Set task:
Write out every entry word for word.

Stored data:

((

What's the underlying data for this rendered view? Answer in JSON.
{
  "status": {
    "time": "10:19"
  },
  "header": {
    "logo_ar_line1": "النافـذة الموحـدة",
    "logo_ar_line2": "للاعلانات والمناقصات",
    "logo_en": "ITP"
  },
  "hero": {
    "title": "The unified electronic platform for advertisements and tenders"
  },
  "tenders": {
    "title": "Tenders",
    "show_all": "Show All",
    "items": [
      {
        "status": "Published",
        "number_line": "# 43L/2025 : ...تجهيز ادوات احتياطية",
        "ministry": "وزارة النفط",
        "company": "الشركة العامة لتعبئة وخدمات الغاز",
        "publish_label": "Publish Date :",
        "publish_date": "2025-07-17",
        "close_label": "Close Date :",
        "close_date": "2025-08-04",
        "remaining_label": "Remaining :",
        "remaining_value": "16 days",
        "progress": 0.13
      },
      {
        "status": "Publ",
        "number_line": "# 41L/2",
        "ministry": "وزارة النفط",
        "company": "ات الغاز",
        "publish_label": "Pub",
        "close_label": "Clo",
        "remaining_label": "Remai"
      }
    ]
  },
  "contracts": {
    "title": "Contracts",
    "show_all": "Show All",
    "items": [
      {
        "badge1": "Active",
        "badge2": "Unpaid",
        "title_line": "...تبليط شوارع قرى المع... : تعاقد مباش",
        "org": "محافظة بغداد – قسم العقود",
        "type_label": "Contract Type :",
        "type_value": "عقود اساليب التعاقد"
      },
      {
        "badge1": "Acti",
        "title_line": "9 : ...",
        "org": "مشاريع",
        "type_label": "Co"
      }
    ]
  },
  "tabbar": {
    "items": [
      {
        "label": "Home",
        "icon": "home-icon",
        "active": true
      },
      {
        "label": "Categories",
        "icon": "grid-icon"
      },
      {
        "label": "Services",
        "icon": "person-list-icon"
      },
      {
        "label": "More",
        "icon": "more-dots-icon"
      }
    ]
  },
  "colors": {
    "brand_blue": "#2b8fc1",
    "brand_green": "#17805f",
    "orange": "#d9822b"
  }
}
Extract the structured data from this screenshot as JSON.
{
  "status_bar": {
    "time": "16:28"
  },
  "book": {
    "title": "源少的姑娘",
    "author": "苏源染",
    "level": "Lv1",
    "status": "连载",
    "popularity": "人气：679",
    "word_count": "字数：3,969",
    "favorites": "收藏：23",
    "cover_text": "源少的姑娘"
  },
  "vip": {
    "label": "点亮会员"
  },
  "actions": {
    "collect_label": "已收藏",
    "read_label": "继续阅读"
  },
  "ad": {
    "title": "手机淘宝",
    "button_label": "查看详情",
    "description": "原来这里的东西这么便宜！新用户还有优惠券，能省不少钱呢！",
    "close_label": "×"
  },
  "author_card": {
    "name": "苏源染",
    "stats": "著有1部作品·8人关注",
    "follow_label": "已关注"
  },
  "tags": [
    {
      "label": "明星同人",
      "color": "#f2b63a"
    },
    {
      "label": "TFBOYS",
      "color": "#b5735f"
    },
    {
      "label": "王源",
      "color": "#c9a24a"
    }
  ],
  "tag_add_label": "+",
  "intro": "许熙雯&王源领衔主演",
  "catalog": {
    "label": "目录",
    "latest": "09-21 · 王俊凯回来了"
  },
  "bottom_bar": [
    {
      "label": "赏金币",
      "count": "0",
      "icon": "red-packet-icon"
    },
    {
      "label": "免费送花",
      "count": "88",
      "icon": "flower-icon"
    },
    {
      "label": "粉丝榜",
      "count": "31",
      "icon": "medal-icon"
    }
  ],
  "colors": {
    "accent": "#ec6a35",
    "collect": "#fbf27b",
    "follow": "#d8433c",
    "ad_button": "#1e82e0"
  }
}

))

Final result:
What's the underlying data for this rendered view? Answer in JSON.
{
  "status": {
    "time": "10:19"
  },
  "header": {
    "logo_ar_line1": "النافـذة الموحـدة",
    "logo_ar_line2": "للاعلانات والمناقصات",
    "logo_en": "ITP"
  },
  "hero": {
    "title": "The unified electronic platform for advertisements and tenders"
  },
  "tenders": {
    "title": "Tenders",
    "show_all": "Show All",
    "items": [
      {
        "status": "Published",
        "number_line": "# 43L/2025 : ...تجهيز ادوات احتياطية",
        "ministry": "وزارة النفط",
        "company": "الشركة العامة لتعبئة وخدمات الغاز",
        "publish_label": "Publish Date :",
        "publish_date": "2025-07-17",
        "close_label": "Close Date :",
        "close_date": "2025-08-04",
        "remaining_label": "Remaining :",
        "remaining_value": "16 days",
        "progress": 0.13
      },
      {
        "status": "Publ",
        "number_line": "# 41L/2",
        "ministry": "وزارة النفط",
        "company": "ات الغاز",
        "publish_label": "Pub",
        "close_label": "Clo",
        "remaining_label": "Remai"
      }
    ]
  },
  "contracts": {
    "title": "Contracts",
    "show_all": "Show All",
    "items": [
      {
        "badge1": "Active",
        "badge2": "Unpaid",
        "title_line": "...تبليط شوارع قرى المع... : تعاقد مباش",
        "org": "محافظة بغداد – قسم العقود",
        "type_label": "Contract Type :",
        "type_value": "عقود اساليب التعاقد"
      },
      {
        "badge1": "Acti",
        "title_line": "9 : ...",
        "org": "مشاريع",
        "type_label": "Co"
      }
    ]
  },
  "tabbar": {
    "items": [
      {
        "label": "Home",
        "icon": "home-icon",
        "active": true
      },
      {
        "label": "Categories",
        "icon": "grid-icon"
      },
      {
        "label": "Services",
        "icon": "person-list-icon"
      },
      {
        "label": "More",
        "icon": "more-dots-icon"
      }
    ]
  },
  "colors": {
    "brand_blue": "#2b8fc1",
    "brand_green": "#17805f",
    "orange": "#d9822b"
  }
}
Extract the structured data from this screenshot as JSON.
{
  "status_bar": {
    "time": "16:28"
  },
  "book": {
    "title": "源少的姑娘",
    "author": "苏源染",
    "level": "Lv1",
    "status": "连载",
    "popularity": "人气：679",
    "word_count": "字数：3,969",
    "favorites": "收藏：23",
    "cover_text": "源少的姑娘"
  },
  "vip": {
    "label": "点亮会员"
  },
  "actions": {
    "collect_label": "已收藏",
    "read_label": "继续阅读"
  },
  "ad": {
    "title": "手机淘宝",
    "button_label": "查看详情",
    "description": "原来这里的东西这么便宜！新用户还有优惠券，能省不少钱呢！",
    "close_label": "×"
  },
  "author_card": {
    "name": "苏源染",
    "stats": "著有1部作品·8人关注",
    "follow_label": "已关注"
  },
  "tags": [
    {
      "label": "明星同人",
      "color": "#f2b63a"
    },
    {
      "label": "TFBOYS",
      "color": "#b5735f"
    },
    {
      "label": "王源",
      "color": "#c9a24a"
    }
  ],
  "tag_add_label": "+",
  "intro": "许熙雯&王源领衔主演",
  "catalog": {
    "label": "目录",
    "latest": "09-21 · 王俊凯回来了"
  },
  "bottom_bar": [
    {
      "label": "赏金币",
      "count": "0",
      "icon": "red-packet-icon"
    },
    {
      "label": "免费送花",
      "count": "88",
      "icon": "flower-icon"
    },
    {
      "label": "粉丝榜",
      "count": "31",
      "icon": "medal-icon"
    }
  ],
  "colors": {
    "accent": "#ec6a35",
    "collect": "#fbf27b",
    "follow": "#d8433c",
    "ad_button": "#1e82e0"
  }
}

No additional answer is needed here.